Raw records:

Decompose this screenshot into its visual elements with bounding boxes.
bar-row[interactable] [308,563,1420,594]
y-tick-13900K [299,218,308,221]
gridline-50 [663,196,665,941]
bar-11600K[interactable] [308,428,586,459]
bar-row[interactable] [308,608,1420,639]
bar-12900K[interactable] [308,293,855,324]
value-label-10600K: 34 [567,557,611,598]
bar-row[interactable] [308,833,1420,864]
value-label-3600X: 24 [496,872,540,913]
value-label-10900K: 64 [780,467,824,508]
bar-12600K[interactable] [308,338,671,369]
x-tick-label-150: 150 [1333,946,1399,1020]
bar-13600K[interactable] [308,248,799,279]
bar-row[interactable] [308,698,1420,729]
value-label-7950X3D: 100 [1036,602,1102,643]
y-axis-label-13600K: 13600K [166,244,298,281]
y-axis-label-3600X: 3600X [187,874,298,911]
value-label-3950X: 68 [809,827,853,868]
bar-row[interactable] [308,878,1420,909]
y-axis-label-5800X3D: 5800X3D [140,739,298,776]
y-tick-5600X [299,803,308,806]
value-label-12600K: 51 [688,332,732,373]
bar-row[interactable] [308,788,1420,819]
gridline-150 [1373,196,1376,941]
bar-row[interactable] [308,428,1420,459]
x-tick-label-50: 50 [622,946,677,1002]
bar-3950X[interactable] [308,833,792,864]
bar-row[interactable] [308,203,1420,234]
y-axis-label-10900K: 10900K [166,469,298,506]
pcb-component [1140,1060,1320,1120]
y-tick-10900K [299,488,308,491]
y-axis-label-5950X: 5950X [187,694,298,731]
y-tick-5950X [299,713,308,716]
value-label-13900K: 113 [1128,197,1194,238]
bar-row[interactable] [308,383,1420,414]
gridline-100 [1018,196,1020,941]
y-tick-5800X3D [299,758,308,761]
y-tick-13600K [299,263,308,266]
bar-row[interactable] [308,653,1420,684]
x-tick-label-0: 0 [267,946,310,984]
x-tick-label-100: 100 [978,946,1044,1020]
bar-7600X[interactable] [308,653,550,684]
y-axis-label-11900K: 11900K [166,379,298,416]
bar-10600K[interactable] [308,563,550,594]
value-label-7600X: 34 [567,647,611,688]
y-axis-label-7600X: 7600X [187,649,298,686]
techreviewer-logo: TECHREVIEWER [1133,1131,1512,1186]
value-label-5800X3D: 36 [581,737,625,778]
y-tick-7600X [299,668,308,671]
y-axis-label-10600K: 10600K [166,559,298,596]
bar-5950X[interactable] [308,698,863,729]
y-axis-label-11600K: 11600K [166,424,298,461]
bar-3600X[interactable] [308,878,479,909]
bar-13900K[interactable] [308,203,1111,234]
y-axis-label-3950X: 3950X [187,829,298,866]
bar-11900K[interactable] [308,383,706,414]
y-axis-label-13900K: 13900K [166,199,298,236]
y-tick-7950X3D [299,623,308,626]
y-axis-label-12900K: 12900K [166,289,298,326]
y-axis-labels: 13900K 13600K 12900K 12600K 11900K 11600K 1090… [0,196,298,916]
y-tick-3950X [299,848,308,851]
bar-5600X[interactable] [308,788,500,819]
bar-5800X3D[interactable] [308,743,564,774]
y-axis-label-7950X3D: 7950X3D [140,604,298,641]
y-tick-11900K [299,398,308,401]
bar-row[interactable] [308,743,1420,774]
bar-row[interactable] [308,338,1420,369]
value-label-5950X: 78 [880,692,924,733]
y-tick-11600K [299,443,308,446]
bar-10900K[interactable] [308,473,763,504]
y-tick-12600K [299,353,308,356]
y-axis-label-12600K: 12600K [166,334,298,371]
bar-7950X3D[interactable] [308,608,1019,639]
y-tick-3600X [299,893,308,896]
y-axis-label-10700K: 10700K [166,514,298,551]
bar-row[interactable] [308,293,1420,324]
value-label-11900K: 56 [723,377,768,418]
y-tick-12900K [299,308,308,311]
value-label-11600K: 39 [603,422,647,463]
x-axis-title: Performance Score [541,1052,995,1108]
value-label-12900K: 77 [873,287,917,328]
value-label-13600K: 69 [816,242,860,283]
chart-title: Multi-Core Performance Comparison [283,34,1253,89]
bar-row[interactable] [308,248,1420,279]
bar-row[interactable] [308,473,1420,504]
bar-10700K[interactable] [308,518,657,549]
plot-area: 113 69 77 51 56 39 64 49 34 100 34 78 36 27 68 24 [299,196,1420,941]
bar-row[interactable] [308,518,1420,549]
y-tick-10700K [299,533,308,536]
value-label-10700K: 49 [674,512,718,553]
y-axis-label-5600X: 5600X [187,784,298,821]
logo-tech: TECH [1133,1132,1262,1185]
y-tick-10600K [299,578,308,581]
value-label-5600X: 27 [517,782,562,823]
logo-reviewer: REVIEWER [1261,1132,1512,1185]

## Your instructions:
Reproduce all the entries above, replacing every "bar-row" with "bar-track" and leaving everything else unchanged.

## Task output:
Decompose this screenshot into its visual elements with bounding boxes.
bar-track[interactable] [308,563,1420,594]
y-tick-13900K [299,218,308,221]
gridline-50 [663,196,665,941]
bar-11600K[interactable] [308,428,586,459]
bar-track[interactable] [308,608,1420,639]
bar-12900K[interactable] [308,293,855,324]
value-label-10600K: 34 [567,557,611,598]
bar-track[interactable] [308,833,1420,864]
value-label-3600X: 24 [496,872,540,913]
value-label-10900K: 64 [780,467,824,508]
bar-12600K[interactable] [308,338,671,369]
x-tick-label-150: 150 [1333,946,1399,1020]
bar-13600K[interactable] [308,248,799,279]
bar-track[interactable] [308,698,1420,729]
value-label-7950X3D: 100 [1036,602,1102,643]
y-axis-label-13600K: 13600K [166,244,298,281]
y-axis-label-3600X: 3600X [187,874,298,911]
value-label-3950X: 68 [809,827,853,868]
bar-track[interactable] [308,878,1420,909]
y-axis-label-5800X3D: 5800X3D [140,739,298,776]
y-tick-5600X [299,803,308,806]
value-label-12600K: 51 [688,332,732,373]
bar-track[interactable] [308,788,1420,819]
gridline-150 [1373,196,1376,941]
bar-track[interactable] [308,428,1420,459]
x-tick-label-50: 50 [622,946,677,1002]
bar-3950X[interactable] [308,833,792,864]
bar-track[interactable] [308,203,1420,234]
y-axis-label-10900K: 10900K [166,469,298,506]
pcb-component [1140,1060,1320,1120]
y-tick-10900K [299,488,308,491]
y-axis-label-5950X: 5950X [187,694,298,731]
y-tick-5950X [299,713,308,716]
value-label-13900K: 113 [1128,197,1194,238]
bar-track[interactable] [308,383,1420,414]
gridline-100 [1018,196,1020,941]
y-tick-5800X3D [299,758,308,761]
y-tick-13600K [299,263,308,266]
bar-track[interactable] [308,653,1420,684]
x-tick-label-0: 0 [267,946,310,984]
x-tick-label-100: 100 [978,946,1044,1020]
bar-7600X[interactable] [308,653,550,684]
y-axis-label-11900K: 11900K [166,379,298,416]
bar-10600K[interactable] [308,563,550,594]
value-label-7600X: 34 [567,647,611,688]
y-axis-label-7600X: 7600X [187,649,298,686]
techreviewer-logo: TECHREVIEWER [1133,1131,1512,1186]
value-label-5800X3D: 36 [581,737,625,778]
y-tick-7600X [299,668,308,671]
y-axis-label-10600K: 10600K [166,559,298,596]
bar-5950X[interactable] [308,698,863,729]
y-axis-label-11600K: 11600K [166,424,298,461]
bar-3600X[interactable] [308,878,479,909]
bar-13900K[interactable] [308,203,1111,234]
y-axis-label-3950X: 3950X [187,829,298,866]
bar-11900K[interactable] [308,383,706,414]
y-axis-label-13900K: 13900K [166,199,298,236]
y-tick-7950X3D [299,623,308,626]
y-axis-label-12900K: 12900K [166,289,298,326]
y-axis-labels: 13900K 13600K 12900K 12600K 11900K 11600K 1090… [0,196,298,916]
y-tick-3950X [299,848,308,851]
bar-5600X[interactable] [308,788,500,819]
bar-5800X3D[interactable] [308,743,564,774]
y-axis-label-7950X3D: 7950X3D [140,604,298,641]
y-tick-11900K [299,398,308,401]
bar-track[interactable] [308,743,1420,774]
bar-track[interactable] [308,338,1420,369]
value-label-5950X: 78 [880,692,924,733]
y-tick-11600K [299,443,308,446]
bar-10900K[interactable] [308,473,763,504]
y-tick-12600K [299,353,308,356]
y-axis-label-12600K: 12600K [166,334,298,371]
bar-7950X3D[interactable] [308,608,1019,639]
y-tick-3600X [299,893,308,896]
y-axis-label-10700K: 10700K [166,514,298,551]
bar-track[interactable] [308,293,1420,324]
value-label-11900K: 56 [723,377,768,418]
y-tick-12900K [299,308,308,311]
value-label-11600K: 39 [603,422,647,463]
x-axis-title: Performance Score [541,1052,995,1108]
value-label-12900K: 77 [873,287,917,328]
value-label-13600K: 69 [816,242,860,283]
chart-title: Multi-Core Performance Comparison [283,34,1253,89]
bar-track[interactable] [308,248,1420,279]
bar-track[interactable] [308,473,1420,504]
bar-10700K[interactable] [308,518,657,549]
plot-area: 113 69 77 51 56 39 64 49 34 100 34 78 36 27 68 24 [299,196,1420,941]
bar-track[interactable] [308,518,1420,549]
y-tick-10700K [299,533,308,536]
value-label-10700K: 49 [674,512,718,553]
y-axis-label-5600X: 5600X [187,784,298,821]
logo-tech: TECH [1133,1132,1262,1185]
y-tick-10600K [299,578,308,581]
value-label-5600X: 27 [517,782,562,823]
logo-reviewer: REVIEWER [1261,1132,1512,1185]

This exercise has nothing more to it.